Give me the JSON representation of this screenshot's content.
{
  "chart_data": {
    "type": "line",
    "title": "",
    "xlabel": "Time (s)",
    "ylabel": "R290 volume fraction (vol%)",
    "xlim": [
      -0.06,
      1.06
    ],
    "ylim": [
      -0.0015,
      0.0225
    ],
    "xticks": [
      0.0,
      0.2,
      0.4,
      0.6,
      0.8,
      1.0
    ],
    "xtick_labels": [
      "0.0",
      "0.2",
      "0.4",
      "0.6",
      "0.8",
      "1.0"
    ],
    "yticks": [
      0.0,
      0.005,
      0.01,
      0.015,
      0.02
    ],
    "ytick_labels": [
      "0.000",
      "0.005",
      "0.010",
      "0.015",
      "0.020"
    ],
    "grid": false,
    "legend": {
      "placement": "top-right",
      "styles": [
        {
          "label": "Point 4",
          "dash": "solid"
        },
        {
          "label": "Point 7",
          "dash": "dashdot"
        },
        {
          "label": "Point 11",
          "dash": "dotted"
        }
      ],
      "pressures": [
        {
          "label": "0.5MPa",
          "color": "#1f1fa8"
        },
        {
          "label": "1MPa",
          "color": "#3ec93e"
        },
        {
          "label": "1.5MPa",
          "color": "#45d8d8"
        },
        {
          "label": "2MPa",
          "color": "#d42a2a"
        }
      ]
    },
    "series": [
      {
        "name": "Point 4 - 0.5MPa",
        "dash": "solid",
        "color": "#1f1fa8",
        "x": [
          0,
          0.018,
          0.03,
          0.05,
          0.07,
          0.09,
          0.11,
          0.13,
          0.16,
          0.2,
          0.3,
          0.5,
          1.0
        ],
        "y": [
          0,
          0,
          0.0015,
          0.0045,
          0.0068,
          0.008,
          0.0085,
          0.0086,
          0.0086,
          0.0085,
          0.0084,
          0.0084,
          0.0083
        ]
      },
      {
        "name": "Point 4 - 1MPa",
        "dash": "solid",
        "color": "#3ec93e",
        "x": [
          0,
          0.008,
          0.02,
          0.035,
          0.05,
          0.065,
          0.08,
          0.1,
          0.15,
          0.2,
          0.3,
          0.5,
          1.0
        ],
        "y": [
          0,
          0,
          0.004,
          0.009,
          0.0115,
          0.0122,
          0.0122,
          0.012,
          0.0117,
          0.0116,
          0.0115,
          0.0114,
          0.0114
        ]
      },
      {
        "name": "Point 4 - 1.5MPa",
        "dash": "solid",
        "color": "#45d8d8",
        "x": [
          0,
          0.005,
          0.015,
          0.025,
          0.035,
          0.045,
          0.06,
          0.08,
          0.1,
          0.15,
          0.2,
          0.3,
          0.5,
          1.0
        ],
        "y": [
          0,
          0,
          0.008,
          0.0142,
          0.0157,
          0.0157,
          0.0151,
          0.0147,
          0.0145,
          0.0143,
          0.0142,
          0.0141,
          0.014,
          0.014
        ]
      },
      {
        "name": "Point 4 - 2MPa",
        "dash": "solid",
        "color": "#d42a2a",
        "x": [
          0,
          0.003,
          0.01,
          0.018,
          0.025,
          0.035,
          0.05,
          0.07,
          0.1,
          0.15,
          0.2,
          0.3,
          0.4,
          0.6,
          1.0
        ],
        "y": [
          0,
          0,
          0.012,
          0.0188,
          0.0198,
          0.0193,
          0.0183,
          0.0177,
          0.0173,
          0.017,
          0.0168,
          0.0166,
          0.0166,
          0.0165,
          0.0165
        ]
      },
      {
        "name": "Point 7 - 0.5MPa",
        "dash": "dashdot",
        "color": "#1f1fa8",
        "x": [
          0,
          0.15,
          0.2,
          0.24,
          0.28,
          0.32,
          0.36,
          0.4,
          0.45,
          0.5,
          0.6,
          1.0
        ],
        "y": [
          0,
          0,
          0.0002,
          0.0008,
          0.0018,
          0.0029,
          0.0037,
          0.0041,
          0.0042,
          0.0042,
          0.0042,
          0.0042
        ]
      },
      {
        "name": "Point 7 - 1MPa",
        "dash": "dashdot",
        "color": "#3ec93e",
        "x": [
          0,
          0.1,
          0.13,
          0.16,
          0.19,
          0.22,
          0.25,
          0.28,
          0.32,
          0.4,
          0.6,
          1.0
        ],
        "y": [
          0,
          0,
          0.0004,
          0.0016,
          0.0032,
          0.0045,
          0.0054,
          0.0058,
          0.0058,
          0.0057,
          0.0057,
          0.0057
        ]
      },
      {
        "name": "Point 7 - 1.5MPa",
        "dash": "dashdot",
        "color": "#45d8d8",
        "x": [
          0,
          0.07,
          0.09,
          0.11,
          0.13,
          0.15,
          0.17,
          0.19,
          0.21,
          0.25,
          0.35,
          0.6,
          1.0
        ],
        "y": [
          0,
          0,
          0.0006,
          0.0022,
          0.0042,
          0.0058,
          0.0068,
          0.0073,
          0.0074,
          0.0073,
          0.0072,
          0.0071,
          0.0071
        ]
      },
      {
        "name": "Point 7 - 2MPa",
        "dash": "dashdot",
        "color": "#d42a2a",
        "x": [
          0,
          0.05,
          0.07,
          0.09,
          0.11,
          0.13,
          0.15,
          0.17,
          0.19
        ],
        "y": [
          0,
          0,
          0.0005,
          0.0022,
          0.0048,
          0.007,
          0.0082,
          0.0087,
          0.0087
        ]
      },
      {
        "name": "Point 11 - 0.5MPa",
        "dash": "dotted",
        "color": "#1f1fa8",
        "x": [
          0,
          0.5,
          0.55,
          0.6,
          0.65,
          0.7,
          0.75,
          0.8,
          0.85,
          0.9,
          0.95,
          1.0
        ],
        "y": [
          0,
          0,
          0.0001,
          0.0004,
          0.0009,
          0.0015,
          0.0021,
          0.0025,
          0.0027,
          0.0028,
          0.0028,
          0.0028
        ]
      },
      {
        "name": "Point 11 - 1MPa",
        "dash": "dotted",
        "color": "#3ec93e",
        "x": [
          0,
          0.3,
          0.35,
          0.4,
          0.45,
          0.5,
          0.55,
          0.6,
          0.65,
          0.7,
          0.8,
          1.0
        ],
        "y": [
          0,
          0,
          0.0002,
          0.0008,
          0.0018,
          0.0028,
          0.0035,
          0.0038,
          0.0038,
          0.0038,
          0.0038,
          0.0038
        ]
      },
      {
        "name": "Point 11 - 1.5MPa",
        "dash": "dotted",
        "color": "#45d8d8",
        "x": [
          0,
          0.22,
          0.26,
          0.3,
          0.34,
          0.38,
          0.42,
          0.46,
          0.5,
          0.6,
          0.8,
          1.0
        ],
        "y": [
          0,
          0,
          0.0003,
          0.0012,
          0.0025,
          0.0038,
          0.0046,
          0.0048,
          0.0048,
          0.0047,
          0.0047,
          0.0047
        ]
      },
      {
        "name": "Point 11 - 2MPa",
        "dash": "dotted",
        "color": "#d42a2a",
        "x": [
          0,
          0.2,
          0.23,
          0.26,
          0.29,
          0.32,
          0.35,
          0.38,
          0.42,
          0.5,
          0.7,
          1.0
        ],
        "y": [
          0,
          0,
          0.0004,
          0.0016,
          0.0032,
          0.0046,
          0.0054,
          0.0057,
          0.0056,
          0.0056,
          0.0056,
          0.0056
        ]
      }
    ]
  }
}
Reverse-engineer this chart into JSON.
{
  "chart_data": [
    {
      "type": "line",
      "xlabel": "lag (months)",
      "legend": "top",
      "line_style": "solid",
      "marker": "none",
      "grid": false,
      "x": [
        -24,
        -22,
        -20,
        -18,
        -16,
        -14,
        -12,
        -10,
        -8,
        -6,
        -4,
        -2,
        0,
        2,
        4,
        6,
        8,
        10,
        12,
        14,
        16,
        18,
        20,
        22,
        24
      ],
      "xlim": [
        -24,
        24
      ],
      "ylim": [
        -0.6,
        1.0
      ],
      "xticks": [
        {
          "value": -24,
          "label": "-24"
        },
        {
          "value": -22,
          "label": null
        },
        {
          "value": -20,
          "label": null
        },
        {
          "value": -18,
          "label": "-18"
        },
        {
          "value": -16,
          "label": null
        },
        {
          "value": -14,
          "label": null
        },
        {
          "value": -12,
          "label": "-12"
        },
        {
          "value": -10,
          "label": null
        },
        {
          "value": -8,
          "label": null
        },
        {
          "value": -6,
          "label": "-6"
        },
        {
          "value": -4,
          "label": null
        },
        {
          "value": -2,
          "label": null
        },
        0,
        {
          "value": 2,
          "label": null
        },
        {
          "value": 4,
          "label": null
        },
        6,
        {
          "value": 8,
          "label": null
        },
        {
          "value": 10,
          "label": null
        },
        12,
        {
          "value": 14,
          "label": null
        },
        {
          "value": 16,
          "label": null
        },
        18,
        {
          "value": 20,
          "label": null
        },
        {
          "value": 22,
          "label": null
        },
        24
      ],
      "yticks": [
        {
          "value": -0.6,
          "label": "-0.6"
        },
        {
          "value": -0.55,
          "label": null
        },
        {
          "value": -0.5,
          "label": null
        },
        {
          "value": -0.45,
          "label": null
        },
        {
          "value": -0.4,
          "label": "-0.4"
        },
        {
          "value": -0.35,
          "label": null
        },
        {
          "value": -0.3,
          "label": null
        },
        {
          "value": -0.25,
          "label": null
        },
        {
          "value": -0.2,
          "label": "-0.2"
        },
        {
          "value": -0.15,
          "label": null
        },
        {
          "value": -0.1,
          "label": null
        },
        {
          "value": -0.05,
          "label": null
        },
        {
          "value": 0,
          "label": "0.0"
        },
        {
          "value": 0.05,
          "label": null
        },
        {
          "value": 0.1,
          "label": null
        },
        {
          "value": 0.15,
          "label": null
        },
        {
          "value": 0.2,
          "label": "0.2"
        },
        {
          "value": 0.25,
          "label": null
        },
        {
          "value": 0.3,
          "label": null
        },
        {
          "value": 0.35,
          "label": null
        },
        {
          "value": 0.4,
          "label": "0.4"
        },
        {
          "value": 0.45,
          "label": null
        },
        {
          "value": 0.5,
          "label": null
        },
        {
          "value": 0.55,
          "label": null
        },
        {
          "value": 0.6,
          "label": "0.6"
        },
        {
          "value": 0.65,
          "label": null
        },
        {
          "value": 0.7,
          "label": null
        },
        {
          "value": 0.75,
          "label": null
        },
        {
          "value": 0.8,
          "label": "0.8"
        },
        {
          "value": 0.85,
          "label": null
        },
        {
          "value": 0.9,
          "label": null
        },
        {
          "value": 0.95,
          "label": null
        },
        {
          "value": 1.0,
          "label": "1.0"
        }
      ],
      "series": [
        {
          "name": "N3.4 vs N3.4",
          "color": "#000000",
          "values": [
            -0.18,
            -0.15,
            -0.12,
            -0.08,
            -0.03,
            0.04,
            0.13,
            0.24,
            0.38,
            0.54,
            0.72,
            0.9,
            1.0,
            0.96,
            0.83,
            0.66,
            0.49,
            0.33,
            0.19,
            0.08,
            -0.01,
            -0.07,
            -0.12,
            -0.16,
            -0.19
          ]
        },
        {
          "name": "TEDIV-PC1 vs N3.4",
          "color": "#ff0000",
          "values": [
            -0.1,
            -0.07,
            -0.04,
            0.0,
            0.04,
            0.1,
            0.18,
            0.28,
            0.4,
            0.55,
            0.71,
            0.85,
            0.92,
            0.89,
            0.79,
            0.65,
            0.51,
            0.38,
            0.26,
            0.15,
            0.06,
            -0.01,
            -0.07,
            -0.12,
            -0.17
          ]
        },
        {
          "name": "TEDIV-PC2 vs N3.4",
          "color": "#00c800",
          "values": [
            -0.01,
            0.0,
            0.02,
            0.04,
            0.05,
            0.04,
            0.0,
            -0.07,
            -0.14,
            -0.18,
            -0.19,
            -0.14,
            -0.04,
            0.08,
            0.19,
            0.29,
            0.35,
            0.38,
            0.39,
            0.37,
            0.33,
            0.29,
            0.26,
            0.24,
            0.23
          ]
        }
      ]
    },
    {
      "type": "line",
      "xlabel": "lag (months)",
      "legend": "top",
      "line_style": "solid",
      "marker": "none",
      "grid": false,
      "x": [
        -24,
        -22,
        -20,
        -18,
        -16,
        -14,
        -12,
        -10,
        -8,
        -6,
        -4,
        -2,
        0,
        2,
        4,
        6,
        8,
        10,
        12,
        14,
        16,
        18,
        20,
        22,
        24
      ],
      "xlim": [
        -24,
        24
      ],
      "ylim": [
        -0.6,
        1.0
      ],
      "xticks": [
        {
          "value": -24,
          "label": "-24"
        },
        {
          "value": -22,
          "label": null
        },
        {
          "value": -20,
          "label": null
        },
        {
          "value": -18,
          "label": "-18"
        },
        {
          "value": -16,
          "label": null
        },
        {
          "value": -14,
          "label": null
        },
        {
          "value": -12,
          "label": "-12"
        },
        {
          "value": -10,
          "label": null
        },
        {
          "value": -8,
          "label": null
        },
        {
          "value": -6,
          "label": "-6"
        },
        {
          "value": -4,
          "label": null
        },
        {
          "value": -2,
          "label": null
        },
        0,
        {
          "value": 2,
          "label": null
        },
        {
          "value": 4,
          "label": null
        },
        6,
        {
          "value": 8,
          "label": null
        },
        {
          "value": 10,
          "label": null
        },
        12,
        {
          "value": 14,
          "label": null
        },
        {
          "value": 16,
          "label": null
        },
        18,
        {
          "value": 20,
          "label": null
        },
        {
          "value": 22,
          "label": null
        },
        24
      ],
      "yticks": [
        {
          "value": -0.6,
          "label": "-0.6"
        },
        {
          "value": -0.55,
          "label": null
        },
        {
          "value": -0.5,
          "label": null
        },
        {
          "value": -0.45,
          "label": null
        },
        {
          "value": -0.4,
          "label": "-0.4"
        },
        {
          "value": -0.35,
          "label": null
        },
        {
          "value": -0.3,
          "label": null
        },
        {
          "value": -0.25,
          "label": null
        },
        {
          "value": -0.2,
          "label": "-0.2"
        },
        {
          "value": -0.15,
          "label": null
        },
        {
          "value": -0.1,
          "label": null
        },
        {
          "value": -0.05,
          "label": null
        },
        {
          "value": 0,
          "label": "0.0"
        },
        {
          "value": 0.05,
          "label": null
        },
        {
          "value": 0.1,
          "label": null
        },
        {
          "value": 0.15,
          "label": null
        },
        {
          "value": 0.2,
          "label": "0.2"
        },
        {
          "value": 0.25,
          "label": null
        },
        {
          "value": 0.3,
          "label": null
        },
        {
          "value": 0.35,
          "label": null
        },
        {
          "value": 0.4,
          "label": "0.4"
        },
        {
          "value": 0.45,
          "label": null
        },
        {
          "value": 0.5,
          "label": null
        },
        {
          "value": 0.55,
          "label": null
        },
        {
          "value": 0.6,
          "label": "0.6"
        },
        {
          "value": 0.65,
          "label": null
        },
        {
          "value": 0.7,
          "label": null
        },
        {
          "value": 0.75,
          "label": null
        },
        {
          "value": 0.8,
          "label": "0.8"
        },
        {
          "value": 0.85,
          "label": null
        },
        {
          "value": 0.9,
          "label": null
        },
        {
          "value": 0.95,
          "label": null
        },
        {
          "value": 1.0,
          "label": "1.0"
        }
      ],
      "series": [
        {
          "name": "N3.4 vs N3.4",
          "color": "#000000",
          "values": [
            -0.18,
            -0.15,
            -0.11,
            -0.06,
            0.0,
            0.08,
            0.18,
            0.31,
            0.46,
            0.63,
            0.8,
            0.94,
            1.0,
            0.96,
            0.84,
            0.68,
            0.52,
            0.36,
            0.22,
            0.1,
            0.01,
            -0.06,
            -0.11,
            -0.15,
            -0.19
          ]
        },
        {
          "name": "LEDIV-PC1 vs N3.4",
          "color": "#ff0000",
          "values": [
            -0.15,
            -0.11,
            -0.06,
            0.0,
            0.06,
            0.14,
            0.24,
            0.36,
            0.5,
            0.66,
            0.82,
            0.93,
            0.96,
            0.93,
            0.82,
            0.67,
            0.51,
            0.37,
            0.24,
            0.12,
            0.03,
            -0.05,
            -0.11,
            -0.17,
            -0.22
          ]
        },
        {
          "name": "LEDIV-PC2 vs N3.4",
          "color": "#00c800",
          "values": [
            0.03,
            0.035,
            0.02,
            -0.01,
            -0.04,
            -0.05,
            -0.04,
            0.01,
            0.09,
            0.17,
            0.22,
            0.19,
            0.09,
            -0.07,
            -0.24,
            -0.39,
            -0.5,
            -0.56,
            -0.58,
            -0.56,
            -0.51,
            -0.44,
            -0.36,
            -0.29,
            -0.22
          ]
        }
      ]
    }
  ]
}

__WHAT YOU HAVE TO DO__
State how many lines of the data include the word "TEDIV", with nothing else.

__RIGHT ANSWER__
2